↓

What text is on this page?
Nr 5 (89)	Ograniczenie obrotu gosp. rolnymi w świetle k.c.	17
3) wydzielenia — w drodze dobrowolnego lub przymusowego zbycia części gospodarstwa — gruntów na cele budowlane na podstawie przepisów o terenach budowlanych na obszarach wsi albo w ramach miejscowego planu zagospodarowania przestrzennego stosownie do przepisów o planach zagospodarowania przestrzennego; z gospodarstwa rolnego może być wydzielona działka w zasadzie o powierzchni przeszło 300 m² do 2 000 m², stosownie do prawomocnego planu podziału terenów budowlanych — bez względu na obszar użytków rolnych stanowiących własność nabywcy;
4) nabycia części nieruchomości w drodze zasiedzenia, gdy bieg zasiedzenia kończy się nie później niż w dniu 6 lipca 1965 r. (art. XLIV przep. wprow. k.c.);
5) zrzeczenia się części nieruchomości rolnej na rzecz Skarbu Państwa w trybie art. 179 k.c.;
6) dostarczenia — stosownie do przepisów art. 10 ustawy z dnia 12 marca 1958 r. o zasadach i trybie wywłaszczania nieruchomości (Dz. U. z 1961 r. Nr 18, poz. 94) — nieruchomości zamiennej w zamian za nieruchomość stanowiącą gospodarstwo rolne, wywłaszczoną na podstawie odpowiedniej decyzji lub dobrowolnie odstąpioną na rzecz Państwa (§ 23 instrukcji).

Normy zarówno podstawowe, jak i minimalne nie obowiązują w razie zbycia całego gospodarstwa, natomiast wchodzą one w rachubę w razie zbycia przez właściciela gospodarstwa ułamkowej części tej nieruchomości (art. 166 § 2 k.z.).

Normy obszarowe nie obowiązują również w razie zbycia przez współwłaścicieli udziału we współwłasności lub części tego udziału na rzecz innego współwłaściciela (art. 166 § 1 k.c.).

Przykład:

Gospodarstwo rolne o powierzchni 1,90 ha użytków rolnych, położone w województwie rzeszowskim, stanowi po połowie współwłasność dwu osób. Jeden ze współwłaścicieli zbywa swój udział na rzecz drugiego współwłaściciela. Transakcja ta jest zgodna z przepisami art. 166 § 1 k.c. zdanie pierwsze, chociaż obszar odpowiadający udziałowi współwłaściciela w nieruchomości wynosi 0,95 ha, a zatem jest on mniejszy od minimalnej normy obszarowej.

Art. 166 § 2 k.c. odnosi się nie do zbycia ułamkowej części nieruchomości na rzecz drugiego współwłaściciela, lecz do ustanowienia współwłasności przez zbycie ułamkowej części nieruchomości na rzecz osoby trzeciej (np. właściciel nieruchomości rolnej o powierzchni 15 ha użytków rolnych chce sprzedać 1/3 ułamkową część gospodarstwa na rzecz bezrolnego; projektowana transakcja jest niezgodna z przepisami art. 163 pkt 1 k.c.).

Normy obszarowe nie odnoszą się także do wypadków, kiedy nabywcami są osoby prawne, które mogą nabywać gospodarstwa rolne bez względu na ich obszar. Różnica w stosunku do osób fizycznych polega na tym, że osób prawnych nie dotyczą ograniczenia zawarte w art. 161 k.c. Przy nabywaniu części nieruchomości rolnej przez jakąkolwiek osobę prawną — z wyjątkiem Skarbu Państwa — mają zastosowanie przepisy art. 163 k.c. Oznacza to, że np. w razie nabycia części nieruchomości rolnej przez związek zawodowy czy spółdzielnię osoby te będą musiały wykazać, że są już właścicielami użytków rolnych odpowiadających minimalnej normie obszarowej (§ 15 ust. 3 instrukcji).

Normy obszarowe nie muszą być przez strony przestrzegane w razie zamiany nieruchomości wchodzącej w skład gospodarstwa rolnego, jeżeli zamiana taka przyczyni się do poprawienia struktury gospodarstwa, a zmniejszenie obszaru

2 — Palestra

↑

◆ EXERCISE: Output all records verbatim.

◆ RESULT FOR THIS TASK:
What text is on this page?
Nr 5 (89)	Ograniczenie obrotu gosp. rolnymi w świetle k.c.	17
3) wydzielenia — w drodze dobrowolnego lub przymusowego zbycia części gospodarstwa — gruntów na cele budowlane na podstawie przepisów o terenach budowlanych na obszarach wsi albo w ramach miejscowego planu zagospodarowania przestrzennego stosownie do przepisów o planach zagospodarowania przestrzennego; z gospodarstwa rolnego może być wydzielona działka w zasadzie o powierzchni przeszło 300 m² do 2 000 m², stosownie do prawomocnego planu podziału terenów budowlanych — bez względu na obszar użytków rolnych stanowiących własność nabywcy;
4) nabycia części nieruchomości w drodze zasiedzenia, gdy bieg zasiedzenia kończy się nie później niż w dniu 6 lipca 1965 r. (art. XLIV przep. wprow. k.c.);
5) zrzeczenia się części nieruchomości rolnej na rzecz Skarbu Państwa w trybie art. 179 k.c.;
6) dostarczenia — stosownie do przepisów art. 10 ustawy z dnia 12 marca 1958 r. o zasadach i trybie wywłaszczania nieruchomości (Dz. U. z 1961 r. Nr 18, poz. 94) — nieruchomości zamiennej w zamian za nieruchomość stanowiącą gospodarstwo rolne, wywłaszczoną na podstawie odpowiedniej decyzji lub dobrowolnie odstąpioną na rzecz Państwa (§ 23 instrukcji).

Normy zarówno podstawowe, jak i minimalne nie obowiązują w razie zbycia całego gospodarstwa, natomiast wchodzą one w rachubę w razie zbycia przez właściciela gospodarstwa ułamkowej części tej nieruchomości (art. 166 § 2 k.z.).

Normy obszarowe nie obowiązują również w razie zbycia przez współwłaścicieli udziału we współwłasności lub części tego udziału na rzecz innego współwłaściciela (art. 166 § 1 k.c.).

Przykład:

Gospodarstwo rolne o powierzchni 1,90 ha użytków rolnych, położone w województwie rzeszowskim, stanowi po połowie współwłasność dwu osób. Jeden ze współwłaścicieli zbywa swój udział na rzecz drugiego współwłaściciela. Transakcja ta jest zgodna z przepisami art. 166 § 1 k.c. zdanie pierwsze, chociaż obszar odpowiadający udziałowi współwłaściciela w nieruchomości wynosi 0,95 ha, a zatem jest on mniejszy od minimalnej normy obszarowej.

Art. 166 § 2 k.c. odnosi się nie do zbycia ułamkowej części nieruchomości na rzecz drugiego współwłaściciela, lecz do ustanowienia współwłasności przez zbycie ułamkowej części nieruchomości na rzecz osoby trzeciej (np. właściciel nieruchomości rolnej o powierzchni 15 ha użytków rolnych chce sprzedać 1/3 ułamkową część gospodarstwa na rzecz bezrolnego; projektowana transakcja jest niezgodna z przepisami art. 163 pkt 1 k.c.).

Normy obszarowe nie odnoszą się także do wypadków, kiedy nabywcami są osoby prawne, które mogą nabywać gospodarstwa rolne bez względu na ich obszar. Różnica w stosunku do osób fizycznych polega na tym, że osób prawnych nie dotyczą ograniczenia zawarte w art. 161 k.c. Przy nabywaniu części nieruchomości rolnej przez jakąkolwiek osobę prawną — z wyjątkiem Skarbu Państwa — mają zastosowanie przepisy art. 163 k.c. Oznacza to, że np. w razie nabycia części nieruchomości rolnej przez związek zawodowy czy spółdzielnię osoby te będą musiały wykazać, że są już właścicielami użytków rolnych odpowiadających minimalnej normie obszarowej (§ 15 ust. 3 instrukcji).

Normy obszarowe nie muszą być przez strony przestrzegane w razie zamiany nieruchomości wchodzącej w skład gospodarstwa rolnego, jeżeli zamiana taka przyczyni się do poprawienia struktury gospodarstwa, a zmniejszenie obszaru

2 — Palestra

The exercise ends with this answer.